>> start Records shown

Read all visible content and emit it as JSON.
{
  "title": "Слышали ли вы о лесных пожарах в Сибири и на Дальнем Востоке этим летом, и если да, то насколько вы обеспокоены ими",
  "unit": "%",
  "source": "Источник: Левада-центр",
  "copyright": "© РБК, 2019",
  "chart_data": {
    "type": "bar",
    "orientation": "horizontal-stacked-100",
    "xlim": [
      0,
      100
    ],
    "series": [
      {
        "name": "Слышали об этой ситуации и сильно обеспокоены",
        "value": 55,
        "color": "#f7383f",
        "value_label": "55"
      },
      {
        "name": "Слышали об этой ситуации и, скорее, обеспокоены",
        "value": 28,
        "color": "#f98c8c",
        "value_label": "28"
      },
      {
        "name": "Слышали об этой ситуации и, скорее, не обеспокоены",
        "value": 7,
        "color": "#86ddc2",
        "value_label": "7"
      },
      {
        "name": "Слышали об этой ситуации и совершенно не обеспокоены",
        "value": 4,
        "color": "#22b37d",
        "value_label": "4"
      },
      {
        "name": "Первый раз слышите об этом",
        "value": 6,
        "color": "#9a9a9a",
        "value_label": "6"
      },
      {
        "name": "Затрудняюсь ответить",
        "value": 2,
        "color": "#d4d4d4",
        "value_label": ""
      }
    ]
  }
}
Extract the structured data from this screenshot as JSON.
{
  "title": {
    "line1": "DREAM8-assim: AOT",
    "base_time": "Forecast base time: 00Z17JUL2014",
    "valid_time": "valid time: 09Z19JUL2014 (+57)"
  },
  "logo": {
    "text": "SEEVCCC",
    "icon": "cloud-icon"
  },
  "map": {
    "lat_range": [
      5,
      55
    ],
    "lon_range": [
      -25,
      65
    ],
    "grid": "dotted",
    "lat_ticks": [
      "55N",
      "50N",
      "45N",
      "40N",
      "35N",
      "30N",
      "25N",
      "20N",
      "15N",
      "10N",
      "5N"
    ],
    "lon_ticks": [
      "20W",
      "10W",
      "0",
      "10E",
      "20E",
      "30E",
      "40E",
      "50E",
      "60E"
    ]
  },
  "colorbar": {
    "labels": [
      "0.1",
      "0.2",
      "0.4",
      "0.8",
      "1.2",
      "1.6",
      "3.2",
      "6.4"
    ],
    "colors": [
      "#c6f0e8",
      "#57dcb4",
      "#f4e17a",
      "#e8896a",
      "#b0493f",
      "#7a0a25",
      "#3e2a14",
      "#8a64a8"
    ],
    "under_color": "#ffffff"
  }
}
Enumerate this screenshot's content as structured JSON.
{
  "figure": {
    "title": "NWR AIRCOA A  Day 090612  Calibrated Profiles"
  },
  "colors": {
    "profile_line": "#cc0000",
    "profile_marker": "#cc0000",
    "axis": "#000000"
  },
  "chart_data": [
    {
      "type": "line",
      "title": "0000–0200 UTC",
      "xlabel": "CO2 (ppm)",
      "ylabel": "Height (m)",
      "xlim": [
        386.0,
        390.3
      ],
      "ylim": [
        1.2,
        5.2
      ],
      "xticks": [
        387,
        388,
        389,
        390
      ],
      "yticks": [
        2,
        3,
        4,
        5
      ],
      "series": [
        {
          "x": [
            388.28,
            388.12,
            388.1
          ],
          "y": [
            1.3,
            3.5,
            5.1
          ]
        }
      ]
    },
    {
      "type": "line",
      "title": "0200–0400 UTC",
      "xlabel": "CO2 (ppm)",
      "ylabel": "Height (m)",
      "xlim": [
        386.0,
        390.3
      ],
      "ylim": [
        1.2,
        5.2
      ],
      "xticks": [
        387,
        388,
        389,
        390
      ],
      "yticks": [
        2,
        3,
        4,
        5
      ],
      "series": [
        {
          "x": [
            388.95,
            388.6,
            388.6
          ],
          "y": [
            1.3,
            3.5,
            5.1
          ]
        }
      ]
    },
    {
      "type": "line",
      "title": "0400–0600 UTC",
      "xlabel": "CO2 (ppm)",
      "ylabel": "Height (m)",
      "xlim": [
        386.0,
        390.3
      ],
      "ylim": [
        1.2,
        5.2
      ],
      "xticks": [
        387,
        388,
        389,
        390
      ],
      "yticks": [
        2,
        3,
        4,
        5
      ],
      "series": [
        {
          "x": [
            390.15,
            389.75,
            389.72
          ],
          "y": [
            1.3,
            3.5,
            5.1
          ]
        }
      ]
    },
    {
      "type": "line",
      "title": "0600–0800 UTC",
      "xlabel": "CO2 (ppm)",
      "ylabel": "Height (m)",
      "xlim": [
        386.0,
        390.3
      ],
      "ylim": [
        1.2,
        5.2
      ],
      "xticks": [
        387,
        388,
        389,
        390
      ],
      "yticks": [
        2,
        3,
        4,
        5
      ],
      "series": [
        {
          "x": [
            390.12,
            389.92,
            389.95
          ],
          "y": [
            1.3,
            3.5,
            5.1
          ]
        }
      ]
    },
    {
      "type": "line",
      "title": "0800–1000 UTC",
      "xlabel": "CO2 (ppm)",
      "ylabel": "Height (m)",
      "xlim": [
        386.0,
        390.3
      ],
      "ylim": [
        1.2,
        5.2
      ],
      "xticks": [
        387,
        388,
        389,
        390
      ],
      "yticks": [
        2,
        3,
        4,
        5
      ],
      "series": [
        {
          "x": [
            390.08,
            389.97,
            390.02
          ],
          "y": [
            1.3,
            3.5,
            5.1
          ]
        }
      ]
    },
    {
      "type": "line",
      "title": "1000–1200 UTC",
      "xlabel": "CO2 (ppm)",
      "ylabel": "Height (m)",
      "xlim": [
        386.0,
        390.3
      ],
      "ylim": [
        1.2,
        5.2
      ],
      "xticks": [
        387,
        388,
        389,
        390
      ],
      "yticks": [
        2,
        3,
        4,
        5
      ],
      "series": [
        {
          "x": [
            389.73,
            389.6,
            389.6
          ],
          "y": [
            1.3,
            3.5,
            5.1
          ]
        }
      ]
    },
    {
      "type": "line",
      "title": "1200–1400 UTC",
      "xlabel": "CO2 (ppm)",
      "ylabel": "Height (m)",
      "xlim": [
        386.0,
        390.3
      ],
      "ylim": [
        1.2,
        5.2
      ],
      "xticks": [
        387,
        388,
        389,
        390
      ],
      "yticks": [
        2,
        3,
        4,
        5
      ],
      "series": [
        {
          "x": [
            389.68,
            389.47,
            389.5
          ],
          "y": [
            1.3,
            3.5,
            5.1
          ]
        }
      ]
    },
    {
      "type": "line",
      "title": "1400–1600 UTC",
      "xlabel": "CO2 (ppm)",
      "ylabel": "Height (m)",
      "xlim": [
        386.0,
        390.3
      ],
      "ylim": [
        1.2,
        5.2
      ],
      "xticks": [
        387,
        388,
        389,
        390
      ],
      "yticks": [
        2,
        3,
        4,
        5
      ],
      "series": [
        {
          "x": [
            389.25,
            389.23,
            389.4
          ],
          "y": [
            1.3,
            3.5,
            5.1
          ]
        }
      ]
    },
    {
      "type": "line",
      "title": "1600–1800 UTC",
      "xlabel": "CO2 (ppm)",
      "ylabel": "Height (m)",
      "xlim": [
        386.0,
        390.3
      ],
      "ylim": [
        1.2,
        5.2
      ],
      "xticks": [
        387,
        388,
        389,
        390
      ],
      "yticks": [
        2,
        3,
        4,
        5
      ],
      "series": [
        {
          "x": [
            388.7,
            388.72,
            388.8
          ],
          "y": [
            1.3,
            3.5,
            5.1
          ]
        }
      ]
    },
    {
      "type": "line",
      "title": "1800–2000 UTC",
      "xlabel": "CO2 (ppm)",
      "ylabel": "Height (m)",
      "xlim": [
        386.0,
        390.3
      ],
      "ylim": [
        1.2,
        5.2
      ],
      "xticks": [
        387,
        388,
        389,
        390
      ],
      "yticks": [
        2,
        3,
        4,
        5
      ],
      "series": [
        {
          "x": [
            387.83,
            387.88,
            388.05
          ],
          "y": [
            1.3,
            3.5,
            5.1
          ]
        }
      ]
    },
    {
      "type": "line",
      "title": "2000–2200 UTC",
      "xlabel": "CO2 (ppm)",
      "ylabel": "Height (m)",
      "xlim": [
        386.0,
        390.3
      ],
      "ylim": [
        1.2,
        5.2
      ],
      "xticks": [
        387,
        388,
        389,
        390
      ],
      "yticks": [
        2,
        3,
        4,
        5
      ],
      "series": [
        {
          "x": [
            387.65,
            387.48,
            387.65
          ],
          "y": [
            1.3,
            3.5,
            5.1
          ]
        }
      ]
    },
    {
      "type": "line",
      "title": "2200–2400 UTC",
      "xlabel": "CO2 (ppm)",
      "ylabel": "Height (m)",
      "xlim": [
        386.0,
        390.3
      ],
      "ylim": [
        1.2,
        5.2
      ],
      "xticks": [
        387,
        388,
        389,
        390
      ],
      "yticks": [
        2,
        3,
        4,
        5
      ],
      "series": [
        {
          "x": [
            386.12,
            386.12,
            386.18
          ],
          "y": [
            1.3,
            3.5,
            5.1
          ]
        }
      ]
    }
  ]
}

>> end Records shown

Where a line contains "this", copy that line.

§ In response:
Extract the structured data from this screenshot as JSON.
Enumerate this screenshot's content as structured JSON.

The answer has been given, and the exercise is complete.